─── Supplied material ───

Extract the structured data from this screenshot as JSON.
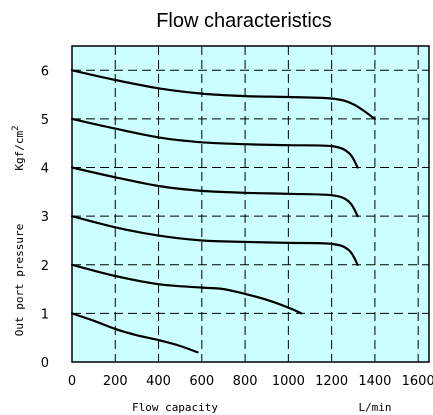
{
  "chart_data": {
    "type": "line",
    "title": "Flow characteristics",
    "xlabel": "Flow capacity",
    "x_unit": "L/min",
    "ylabel_main": "Out port pressure",
    "ylabel_unit_base": "Kgf/cm",
    "ylabel_unit_exp": "2",
    "xlim": [
      0,
      1650
    ],
    "ylim": [
      0,
      6.5
    ],
    "x_ticks": [
      0,
      200,
      400,
      600,
      800,
      1000,
      1200,
      1400,
      1600
    ],
    "y_ticks": [
      0,
      1,
      2,
      3,
      4,
      5,
      6
    ],
    "grid": true,
    "plot_background": "#ccffff",
    "series": [
      {
        "values": [
          [
            0,
            6.0
          ],
          [
            200,
            5.8
          ],
          [
            400,
            5.63
          ],
          [
            600,
            5.52
          ],
          [
            800,
            5.47
          ],
          [
            1000,
            5.45
          ],
          [
            1200,
            5.42
          ],
          [
            1300,
            5.3
          ],
          [
            1400,
            5.0
          ]
        ]
      },
      {
        "values": [
          [
            0,
            5.0
          ],
          [
            200,
            4.8
          ],
          [
            400,
            4.62
          ],
          [
            600,
            4.52
          ],
          [
            800,
            4.48
          ],
          [
            1000,
            4.46
          ],
          [
            1200,
            4.44
          ],
          [
            1280,
            4.3
          ],
          [
            1320,
            4.0
          ]
        ]
      },
      {
        "values": [
          [
            0,
            4.0
          ],
          [
            200,
            3.8
          ],
          [
            400,
            3.62
          ],
          [
            600,
            3.52
          ],
          [
            800,
            3.48
          ],
          [
            1000,
            3.46
          ],
          [
            1200,
            3.43
          ],
          [
            1280,
            3.3
          ],
          [
            1320,
            3.0
          ]
        ]
      },
      {
        "values": [
          [
            0,
            3.0
          ],
          [
            200,
            2.77
          ],
          [
            400,
            2.6
          ],
          [
            600,
            2.5
          ],
          [
            800,
            2.47
          ],
          [
            1000,
            2.45
          ],
          [
            1200,
            2.43
          ],
          [
            1280,
            2.3
          ],
          [
            1320,
            2.0
          ]
        ]
      },
      {
        "values": [
          [
            0,
            2.0
          ],
          [
            200,
            1.77
          ],
          [
            400,
            1.6
          ],
          [
            600,
            1.53
          ],
          [
            700,
            1.5
          ],
          [
            800,
            1.4
          ],
          [
            900,
            1.28
          ],
          [
            1000,
            1.12
          ],
          [
            1060,
            1.0
          ]
        ]
      },
      {
        "values": [
          [
            0,
            1.0
          ],
          [
            100,
            0.85
          ],
          [
            200,
            0.68
          ],
          [
            300,
            0.55
          ],
          [
            400,
            0.45
          ],
          [
            500,
            0.33
          ],
          [
            580,
            0.2
          ]
        ]
      }
    ]
  }
}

───

▶ **Set task**:
Repeat the data exactly, dropping every picture it holds.

▶ **Result of the exercise**:
Extract the structured data from this screenshot as JSON.
{
  "chart_data": {
    "type": "line",
    "title": "Flow characteristics",
    "xlabel": "Flow capacity",
    "x_unit": "L/min",
    "ylabel_main": "Out port pressure",
    "ylabel_unit_base": "Kgf/cm",
    "ylabel_unit_exp": "2",
    "xlim": [
      0,
      1650
    ],
    "ylim": [
      0,
      6.5
    ],
    "x_ticks": [
      0,
      200,
      400,
      600,
      800,
      1000,
      1200,
      1400,
      1600
    ],
    "y_ticks": [
      0,
      1,
      2,
      3,
      4,
      5,
      6
    ],
    "grid": true,
    "plot_background": "#ccffff",
    "series": [
      {
        "values": [
          [
            0,
            6.0
          ],
          [
            200,
            5.8
          ],
          [
            400,
            5.63
          ],
          [
            600,
            5.52
          ],
          [
            800,
            5.47
          ],
          [
            1000,
            5.45
          ],
          [
            1200,
            5.42
          ],
          [
            1300,
            5.3
          ],
          [
            1400,
            5.0
          ]
        ]
      },
      {
        "values": [
          [
            0,
            5.0
          ],
          [
            200,
            4.8
          ],
          [
            400,
            4.62
          ],
          [
            600,
            4.52
          ],
          [
            800,
            4.48
          ],
          [
            1000,
            4.46
          ],
          [
            1200,
            4.44
          ],
          [
            1280,
            4.3
          ],
          [
            1320,
            4.0
          ]
        ]
      },
      {
        "values": [
          [
            0,
            4.0
          ],
          [
            200,
            3.8
          ],
          [
            400,
            3.62
          ],
          [
            600,
            3.52
          ],
          [
            800,
            3.48
          ],
          [
            1000,
            3.46
          ],
          [
            1200,
            3.43
          ],
          [
            1280,
            3.3
          ],
          [
            1320,
            3.0
          ]
        ]
      },
      {
        "values": [
          [
            0,
            3.0
          ],
          [
            200,
            2.77
          ],
          [
            400,
            2.6
          ],
          [
            600,
            2.5
          ],
          [
            800,
            2.47
          ],
          [
            1000,
            2.45
          ],
          [
            1200,
            2.43
          ],
          [
            1280,
            2.3
          ],
          [
            1320,
            2.0
          ]
        ]
      },
      {
        "values": [
          [
            0,
            2.0
          ],
          [
            200,
            1.77
          ],
          [
            400,
            1.6
          ],
          [
            600,
            1.53
          ],
          [
            700,
            1.5
          ],
          [
            800,
            1.4
          ],
          [
            900,
            1.28
          ],
          [
            1000,
            1.12
          ],
          [
            1060,
            1.0
          ]
        ]
      },
      {
        "values": [
          [
            0,
            1.0
          ],
          [
            100,
            0.85
          ],
          [
            200,
            0.68
          ],
          [
            300,
            0.55
          ],
          [
            400,
            0.45
          ],
          [
            500,
            0.33
          ],
          [
            580,
            0.2
          ]
        ]
      }
    ]
  }
}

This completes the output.